- Exercise
Give back all the data exactly, line by line.

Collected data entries
------------------------------

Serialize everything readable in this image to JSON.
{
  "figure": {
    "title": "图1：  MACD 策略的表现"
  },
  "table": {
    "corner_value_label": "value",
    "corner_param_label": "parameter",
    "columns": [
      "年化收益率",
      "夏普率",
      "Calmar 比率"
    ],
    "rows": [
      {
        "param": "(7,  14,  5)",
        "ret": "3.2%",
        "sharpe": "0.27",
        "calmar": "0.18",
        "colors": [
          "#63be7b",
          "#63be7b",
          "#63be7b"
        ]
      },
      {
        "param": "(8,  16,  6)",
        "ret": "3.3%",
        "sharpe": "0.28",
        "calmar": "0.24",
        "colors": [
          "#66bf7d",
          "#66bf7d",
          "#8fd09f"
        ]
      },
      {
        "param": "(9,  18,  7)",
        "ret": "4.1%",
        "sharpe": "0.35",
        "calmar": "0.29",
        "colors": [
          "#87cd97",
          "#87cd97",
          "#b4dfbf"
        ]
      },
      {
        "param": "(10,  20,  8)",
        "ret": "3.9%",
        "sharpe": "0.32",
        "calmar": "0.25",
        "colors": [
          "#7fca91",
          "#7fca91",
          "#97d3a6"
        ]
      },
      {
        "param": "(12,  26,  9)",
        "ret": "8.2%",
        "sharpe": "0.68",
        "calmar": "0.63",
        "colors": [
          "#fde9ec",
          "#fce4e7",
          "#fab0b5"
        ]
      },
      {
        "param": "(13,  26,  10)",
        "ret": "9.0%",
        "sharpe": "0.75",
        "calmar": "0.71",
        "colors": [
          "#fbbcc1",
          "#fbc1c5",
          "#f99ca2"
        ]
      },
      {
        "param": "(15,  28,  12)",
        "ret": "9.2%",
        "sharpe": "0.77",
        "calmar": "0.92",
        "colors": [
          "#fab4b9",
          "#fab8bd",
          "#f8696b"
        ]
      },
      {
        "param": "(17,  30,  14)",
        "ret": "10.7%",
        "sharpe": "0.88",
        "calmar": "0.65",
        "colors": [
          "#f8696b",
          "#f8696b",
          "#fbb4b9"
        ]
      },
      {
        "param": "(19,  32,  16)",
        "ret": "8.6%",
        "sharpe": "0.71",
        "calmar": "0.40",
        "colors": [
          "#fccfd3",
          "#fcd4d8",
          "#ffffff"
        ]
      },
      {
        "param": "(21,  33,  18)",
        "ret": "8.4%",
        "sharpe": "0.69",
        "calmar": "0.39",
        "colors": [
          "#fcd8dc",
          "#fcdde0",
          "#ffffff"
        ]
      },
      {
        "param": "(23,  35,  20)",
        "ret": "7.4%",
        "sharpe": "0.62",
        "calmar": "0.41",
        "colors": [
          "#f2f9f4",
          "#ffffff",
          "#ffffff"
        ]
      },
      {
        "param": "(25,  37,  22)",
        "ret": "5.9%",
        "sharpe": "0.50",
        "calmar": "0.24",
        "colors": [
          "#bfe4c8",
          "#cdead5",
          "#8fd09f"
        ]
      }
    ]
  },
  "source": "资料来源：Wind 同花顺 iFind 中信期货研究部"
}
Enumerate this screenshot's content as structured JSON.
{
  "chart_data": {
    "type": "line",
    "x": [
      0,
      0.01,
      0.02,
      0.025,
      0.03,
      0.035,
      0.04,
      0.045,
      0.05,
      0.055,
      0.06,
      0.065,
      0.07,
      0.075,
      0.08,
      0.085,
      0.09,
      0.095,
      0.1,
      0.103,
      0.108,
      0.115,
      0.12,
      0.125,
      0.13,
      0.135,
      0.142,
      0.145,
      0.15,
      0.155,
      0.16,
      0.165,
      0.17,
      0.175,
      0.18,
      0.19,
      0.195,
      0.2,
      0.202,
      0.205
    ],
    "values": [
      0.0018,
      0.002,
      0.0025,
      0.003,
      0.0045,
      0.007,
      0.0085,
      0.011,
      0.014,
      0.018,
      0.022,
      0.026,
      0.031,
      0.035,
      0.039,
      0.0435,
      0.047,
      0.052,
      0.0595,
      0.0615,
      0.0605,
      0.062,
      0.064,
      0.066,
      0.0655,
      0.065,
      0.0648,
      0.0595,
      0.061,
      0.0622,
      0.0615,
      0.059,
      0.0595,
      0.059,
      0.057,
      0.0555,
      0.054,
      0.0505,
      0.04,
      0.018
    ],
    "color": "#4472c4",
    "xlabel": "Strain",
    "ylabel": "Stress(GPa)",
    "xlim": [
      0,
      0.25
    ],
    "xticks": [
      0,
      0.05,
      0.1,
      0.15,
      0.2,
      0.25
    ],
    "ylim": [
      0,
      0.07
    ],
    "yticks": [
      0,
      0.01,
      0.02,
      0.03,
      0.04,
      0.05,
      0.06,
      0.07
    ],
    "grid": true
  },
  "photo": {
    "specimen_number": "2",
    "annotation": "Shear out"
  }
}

------------------------------

- Complete response
Serialize everything readable in this image to JSON.
{
  "figure": {
    "title": "图1：  MACD 策略的表现"
  },
  "table": {
    "corner_value_label": "value",
    "corner_param_label": "parameter",
    "columns": [
      "年化收益率",
      "夏普率",
      "Calmar 比率"
    ],
    "rows": [
      {
        "param": "(7,  14,  5)",
        "ret": "3.2%",
        "sharpe": "0.27",
        "calmar": "0.18",
        "colors": [
          "#63be7b",
          "#63be7b",
          "#63be7b"
        ]
      },
      {
        "param": "(8,  16,  6)",
        "ret": "3.3%",
        "sharpe": "0.28",
        "calmar": "0.24",
        "colors": [
          "#66bf7d",
          "#66bf7d",
          "#8fd09f"
        ]
      },
      {
        "param": "(9,  18,  7)",
        "ret": "4.1%",
        "sharpe": "0.35",
        "calmar": "0.29",
        "colors": [
          "#87cd97",
          "#87cd97",
          "#b4dfbf"
        ]
      },
      {
        "param": "(10,  20,  8)",
        "ret": "3.9%",
        "sharpe": "0.32",
        "calmar": "0.25",
        "colors": [
          "#7fca91",
          "#7fca91",
          "#97d3a6"
        ]
      },
      {
        "param": "(12,  26,  9)",
        "ret": "8.2%",
        "sharpe": "0.68",
        "calmar": "0.63",
        "colors": [
          "#fde9ec",
          "#fce4e7",
          "#fab0b5"
        ]
      },
      {
        "param": "(13,  26,  10)",
        "ret": "9.0%",
        "sharpe": "0.75",
        "calmar": "0.71",
        "colors": [
          "#fbbcc1",
          "#fbc1c5",
          "#f99ca2"
        ]
      },
      {
        "param": "(15,  28,  12)",
        "ret": "9.2%",
        "sharpe": "0.77",
        "calmar": "0.92",
        "colors": [
          "#fab4b9",
          "#fab8bd",
          "#f8696b"
        ]
      },
      {
        "param": "(17,  30,  14)",
        "ret": "10.7%",
        "sharpe": "0.88",
        "calmar": "0.65",
        "colors": [
          "#f8696b",
          "#f8696b",
          "#fbb4b9"
        ]
      },
      {
        "param": "(19,  32,  16)",
        "ret": "8.6%",
        "sharpe": "0.71",
        "calmar": "0.40",
        "colors": [
          "#fccfd3",
          "#fcd4d8",
          "#ffffff"
        ]
      },
      {
        "param": "(21,  33,  18)",
        "ret": "8.4%",
        "sharpe": "0.69",
        "calmar": "0.39",
        "colors": [
          "#fcd8dc",
          "#fcdde0",
          "#ffffff"
        ]
      },
      {
        "param": "(23,  35,  20)",
        "ret": "7.4%",
        "sharpe": "0.62",
        "calmar": "0.41",
        "colors": [
          "#f2f9f4",
          "#ffffff",
          "#ffffff"
        ]
      },
      {
        "param": "(25,  37,  22)",
        "ret": "5.9%",
        "sharpe": "0.50",
        "calmar": "0.24",
        "colors": [
          "#bfe4c8",
          "#cdead5",
          "#8fd09f"
        ]
      }
    ]
  },
  "source": "资料来源：Wind 同花顺 iFind 中信期货研究部"
}
Enumerate this screenshot's content as structured JSON.
{
  "chart_data": {
    "type": "line",
    "x": [
      0,
      0.01,
      0.02,
      0.025,
      0.03,
      0.035,
      0.04,
      0.045,
      0.05,
      0.055,
      0.06,
      0.065,
      0.07,
      0.075,
      0.08,
      0.085,
      0.09,
      0.095,
      0.1,
      0.103,
      0.108,
      0.115,
      0.12,
      0.125,
      0.13,
      0.135,
      0.142,
      0.145,
      0.15,
      0.155,
      0.16,
      0.165,
      0.17,
      0.175,
      0.18,
      0.19,
      0.195,
      0.2,
      0.202,
      0.205
    ],
    "values": [
      0.0018,
      0.002,
      0.0025,
      0.003,
      0.0045,
      0.007,
      0.0085,
      0.011,
      0.014,
      0.018,
      0.022,
      0.026,
      0.031,
      0.035,
      0.039,
      0.0435,
      0.047,
      0.052,
      0.0595,
      0.0615,
      0.0605,
      0.062,
      0.064,
      0.066,
      0.0655,
      0.065,
      0.0648,
      0.0595,
      0.061,
      0.0622,
      0.0615,
      0.059,
      0.0595,
      0.059,
      0.057,
      0.0555,
      0.054,
      0.0505,
      0.04,
      0.018
    ],
    "color": "#4472c4",
    "xlabel": "Strain",
    "ylabel": "Stress(GPa)",
    "xlim": [
      0,
      0.25
    ],
    "xticks": [
      0,
      0.05,
      0.1,
      0.15,
      0.2,
      0.25
    ],
    "ylim": [
      0,
      0.07
    ],
    "yticks": [
      0,
      0.01,
      0.02,
      0.03,
      0.04,
      0.05,
      0.06,
      0.07
    ],
    "grid": true
  },
  "photo": {
    "specimen_number": "2",
    "annotation": "Shear out"
  }
}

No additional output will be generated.